- STATED EXERCISE A: Restate word for word the passage of the Olympics podcast transcript from "Honestly, Jules is" up to and including "U.S. men’s team.".

FARIS AL KALI YOUSSOUF [translated from French]
The only solution is to go around Paris and help them in tents. And that, I can’t continue doing because it hurts my heart.
JULES BOYKOFF
You might call the Olympics an exercise in trickle up economics, the money tends to flow up toward people who already are doing quite well, economically. And so you see that in city after city after city, it’s not a Paris thing. It’s not a Rio thing. It’s an Olympic thing.
AMÉLIE OUDÉA-CASTÉRA
What I want to emphasize is that it has nothing to deal with the Olympics. These policies, they were implemented before the games, they will be implemented after the games.
I am the Minister for Sports and the Olympic Games and it has nothing to see with the Olympics.
HOST (ANDIE CROSSAN)
Welcome to State of Play. The podcast where we investigate the ways that hosting big sporting events change big cities.
This season we’re looking at the Olympic games—past, present and future.
I’m Andie Crossan.
So we are just days away from the lighting of the Olympic cauldron in Paris.
NEWSREADER
Paris hasn’t played Olympics host for 100 years so organizers are leaning into the city’s history.
HOST
What a summer for France.
Welcoming the world for the Olympics and Paralympics.
NEWSREADER 1
President Macron just this week announced 400 more soldiers to protect the games…
NEWSREADER 2
…Bridges, major landmarks, it seems like every inch of Paris is undergoing a major facelift for the event.
HOST
And President Macron deciding to call a snap election.
NEWSREADER
It is the left alliance that is the biggest party. And yet we are now, with the Olympics coming up, in a situation of deadlock.
HOST
All that and crowds of people swimming in the Seine for the first time in a hundred years!
Well maybe not that last thing.
NEWSREADER
Paris has spent more than a billion dollars in recent years cleaning up the river. But according to a company testing the water daily since April, not a single test has shown water quality suitable for bathing.
HOST
For this episode of State of Play, we’re gonna stay in Paris. Where a few months ago, I spent an afternoon with someone who knows all about how the Olympic Games can change a city.
Jules Boykoff has written six books about activism and political movements around the Olympics.
He’s a professor of politics and government at Pacific University in Oregon.
Honestly, Jules is a unicorn.
He’s not just someone who studies and writes about this stuff.
He’s also a former athlete.
Jules played amateur and professional soccer, including on the under-23 U.S. men’s team.
He understands the passion for sports and also the impacts of hosting big sporting events.

- EXCERPTED RECORDS:

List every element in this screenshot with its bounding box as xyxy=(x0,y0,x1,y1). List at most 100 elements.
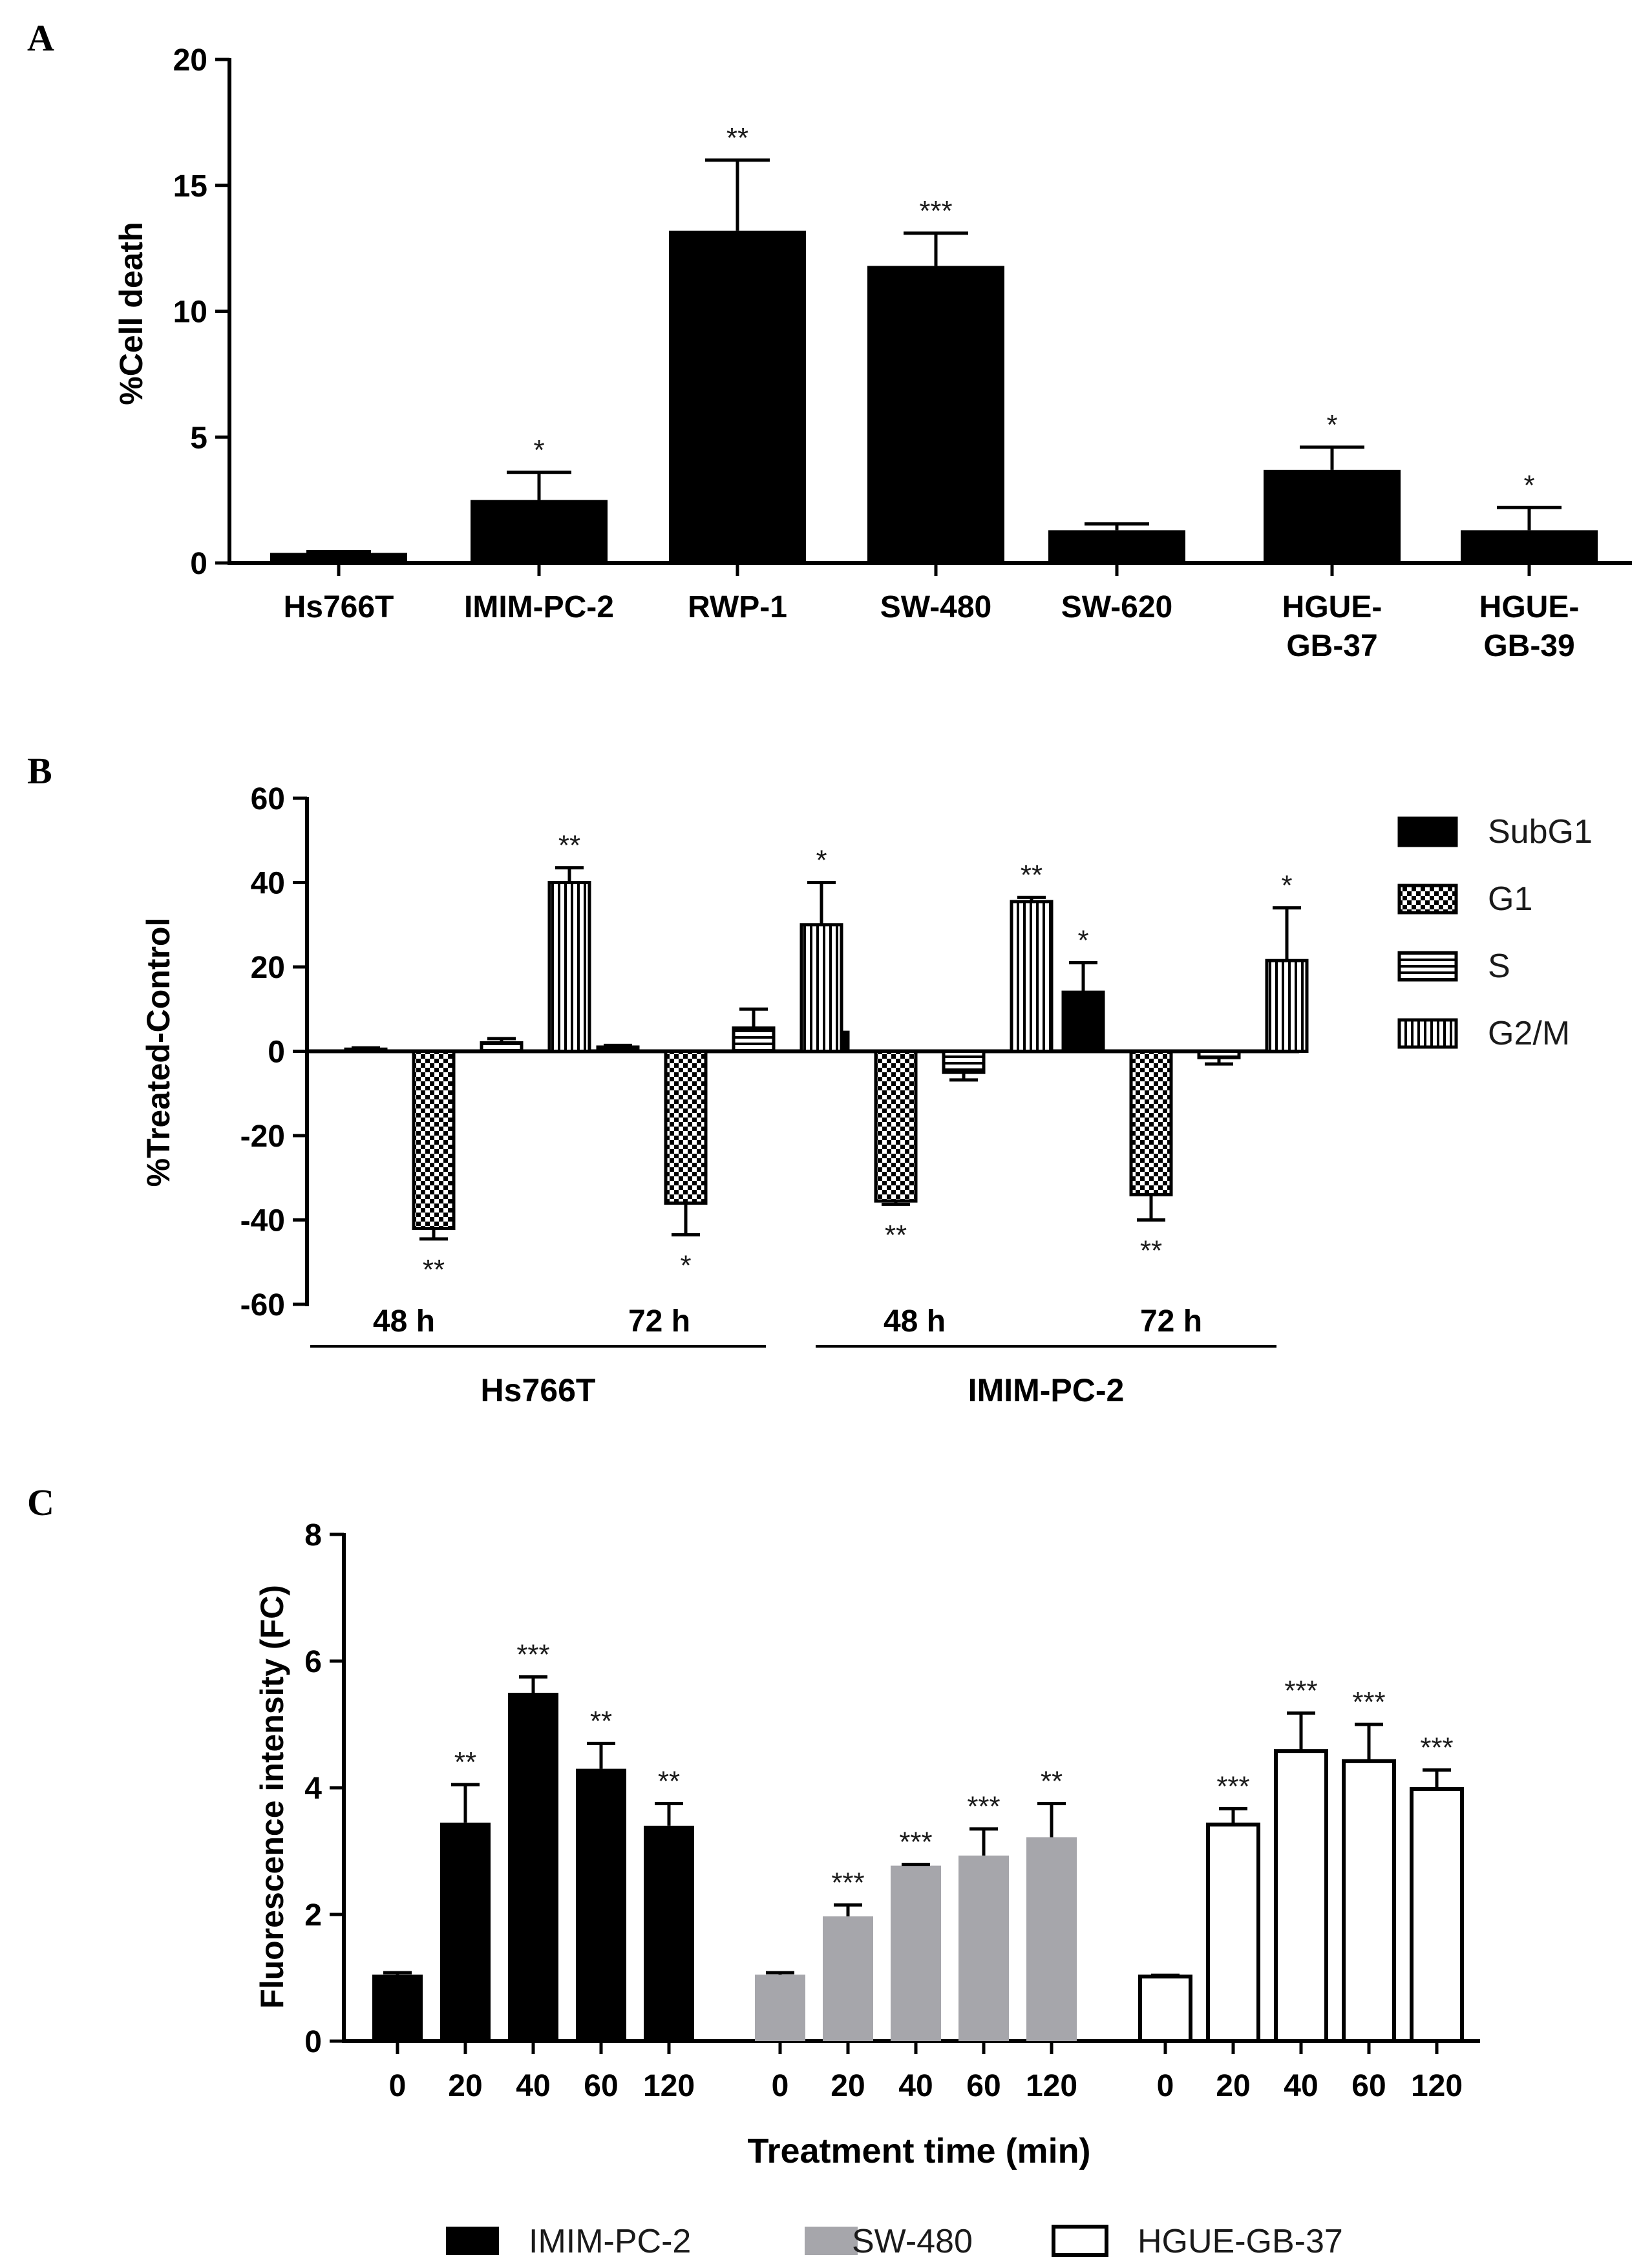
panel-b-bar xyxy=(874,1050,918,1203)
panel-a-bar xyxy=(1048,530,1185,563)
panel-c-significance-label: *** xyxy=(831,1867,864,1898)
panel-b-bar xyxy=(480,1041,524,1053)
panel-c-y-axis-label: Fluorescence intensity (FC) xyxy=(254,1585,290,2009)
panel-c-y-tick-label: 4 xyxy=(304,1772,322,1806)
panel-b-cell-line-label: Hs766T xyxy=(481,1372,596,1408)
panel-c-y-tick-label: 8 xyxy=(304,1518,322,1553)
panel-b-timepoint-label: 48 h xyxy=(373,1304,435,1339)
panel-b-y-tick-label: 60 xyxy=(251,782,285,816)
panel-c-legend-swatch xyxy=(446,2227,499,2255)
panel-a-bar xyxy=(1264,469,1401,563)
panel-c-significance-label: *** xyxy=(1352,1686,1385,1718)
panel-a-category-label: SW-480 xyxy=(880,590,991,624)
panel-b-significance-label: * xyxy=(816,845,827,876)
panel-a-bar xyxy=(867,266,1004,563)
panel-c-bar xyxy=(1206,1822,1260,2044)
panel-a-bar xyxy=(669,230,806,563)
panel-c-bar xyxy=(440,1822,491,2041)
panel-c-bar xyxy=(958,1855,1009,2041)
panel-b-significance-label: ** xyxy=(885,1219,907,1251)
panel-c-category-label: 40 xyxy=(898,2069,933,2103)
panel-b-legend-swatch xyxy=(1397,1018,1458,1049)
panel-b-bar xyxy=(596,1045,640,1053)
panel-letter-b: B xyxy=(27,750,52,792)
panel-b-bar xyxy=(547,881,591,1053)
panel-c-category-label: 120 xyxy=(1026,2069,1077,2103)
panel-c-bar xyxy=(1274,1749,1328,2043)
panel-c-category-label: 20 xyxy=(1216,2069,1250,2103)
panel-c-bar xyxy=(1026,1837,1077,2041)
panel-c-significance-label: ** xyxy=(454,1746,476,1778)
panel-b-legend-label: S xyxy=(1488,948,1510,985)
panel-a-category-label: GB-39 xyxy=(1483,629,1574,663)
panel-a-category-label: HGUE- xyxy=(1282,590,1382,624)
panel-a: A %Cell death 05101520Hs766T*IMIM-PC-2**… xyxy=(27,17,1632,663)
panel-c-significance-label: *** xyxy=(1420,1732,1453,1764)
panel-c-bar xyxy=(1342,1759,1396,2044)
panel-a-y-tick-label: 5 xyxy=(190,421,207,455)
panel-a-category-label: Hs766T xyxy=(284,590,394,624)
panel-c-y-tick-label: 6 xyxy=(304,1645,322,1679)
panel-b-bar xyxy=(732,1026,776,1054)
panel-a-category-label: SW-620 xyxy=(1061,590,1172,624)
panel-c-x-axis-label: Treatment time (min) xyxy=(747,2132,1090,2170)
panel-c-significance-label: *** xyxy=(1216,1770,1249,1802)
panel-b-y-tick-label: 0 xyxy=(268,1035,285,1070)
panel-c-category-label: 0 xyxy=(389,2069,407,2103)
panel-b-bar xyxy=(1129,1050,1173,1196)
panel-b-bar xyxy=(664,1050,708,1205)
panel-a-bar xyxy=(471,500,608,563)
panel-c-bar xyxy=(576,1768,626,2041)
panel-c-category-label: 60 xyxy=(966,2069,1001,2103)
panel-b-significance-label: ** xyxy=(423,1254,445,1286)
panel-b-significance-label: ** xyxy=(1021,859,1043,891)
panel-letter-a: A xyxy=(27,17,54,59)
panel-c-significance-label: *** xyxy=(1284,1675,1317,1706)
panel-b-bar xyxy=(800,923,843,1053)
panel-c: C Fluorescence intensity (FC) Treatment … xyxy=(27,1481,1480,2260)
panel-c-significance-label: *** xyxy=(516,1639,549,1671)
panel-b-bar xyxy=(1265,959,1309,1054)
panel-c-legend-swatch xyxy=(1052,2225,1108,2257)
panel-b-bar xyxy=(942,1050,986,1074)
panel-b-significance-label: ** xyxy=(558,830,580,862)
panel-b-bar xyxy=(1010,900,1054,1054)
panel-a-category-label: GB-37 xyxy=(1286,629,1377,663)
panel-b-legend-label: G1 xyxy=(1488,880,1532,918)
panel-c-category-label: 20 xyxy=(448,2069,482,2103)
panel-c-y-tick-label: 2 xyxy=(304,1898,322,1933)
panel-b-significance-label: * xyxy=(680,1249,691,1281)
panel-a-y-tick-label: 15 xyxy=(173,169,207,204)
panel-c-significance-label: *** xyxy=(967,1791,1000,1823)
panel-a-y-tick-label: 0 xyxy=(190,547,207,581)
panel-c-legend-label: HGUE-GB-37 xyxy=(1138,2223,1343,2260)
panel-letter-c: C xyxy=(27,1481,54,1523)
panel-b-y-tick-label: 40 xyxy=(251,867,285,901)
panel-b-legend-swatch xyxy=(1397,816,1458,847)
panel-a-y-tick-label: 10 xyxy=(173,295,207,330)
panel-b-bar xyxy=(1061,990,1105,1054)
panel-c-y-tick-label: 0 xyxy=(304,2025,322,2059)
panel-a-significance-label: * xyxy=(533,434,544,466)
panel-b-significance-label: ** xyxy=(1140,1235,1162,1267)
panel-c-bar xyxy=(891,1865,941,2041)
panel-b-legend-label: G2/M xyxy=(1488,1015,1570,1052)
panel-b-bar xyxy=(412,1050,456,1231)
panel-a-category-label: IMIM-PC-2 xyxy=(464,590,614,624)
panel-c-bar xyxy=(508,1693,558,2041)
panel-c-category-label: 20 xyxy=(831,2069,865,2103)
panel-c-bar xyxy=(1138,1975,1192,2044)
panel-b-significance-label: * xyxy=(1281,870,1292,902)
panel-a-y-axis-label: %Cell death xyxy=(113,222,149,405)
panel-b-significance-label: * xyxy=(1077,924,1088,956)
panel-b-y-tick-label: 20 xyxy=(251,951,285,985)
panel-c-bar xyxy=(372,1975,423,2041)
panel-a-significance-label: *** xyxy=(919,195,952,227)
panel-c-legend-label: IMIM-PC-2 xyxy=(529,2223,691,2260)
panel-b-legend-swatch xyxy=(1397,951,1458,982)
panel-a-plot: 05101520Hs766T*IMIM-PC-2**RWP-1***SW-480… xyxy=(173,43,1632,663)
panel-c-category-label: 0 xyxy=(1157,2069,1174,2103)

- STATED EXERCISE B: Quote the lines of the listing from the line with "panel-b-bar xyxy=(874,1050,918,1203)" up to and including the line with "panel-c-y-tick-label: 4 xyxy=(304,1772,322,1806)".

- TASK OUTPUT A:
Honestly, Jules is a unicorn.
He’s not just someone who studies and writes about this stuff.
He’s also a former athlete.
Jules played amateur and professional soccer, including on the under-23 U.S. men’s team.

- TASK OUTPUT B:
panel-b-bar xyxy=(874,1050,918,1203)
panel-a-bar xyxy=(1048,530,1185,563)
panel-c-significance-label: *** xyxy=(831,1867,864,1898)
panel-b-bar xyxy=(480,1041,524,1053)
panel-c-y-axis-label: Fluorescence intensity (FC) xyxy=(254,1585,290,2009)
panel-c-y-tick-label: 4 xyxy=(304,1772,322,1806)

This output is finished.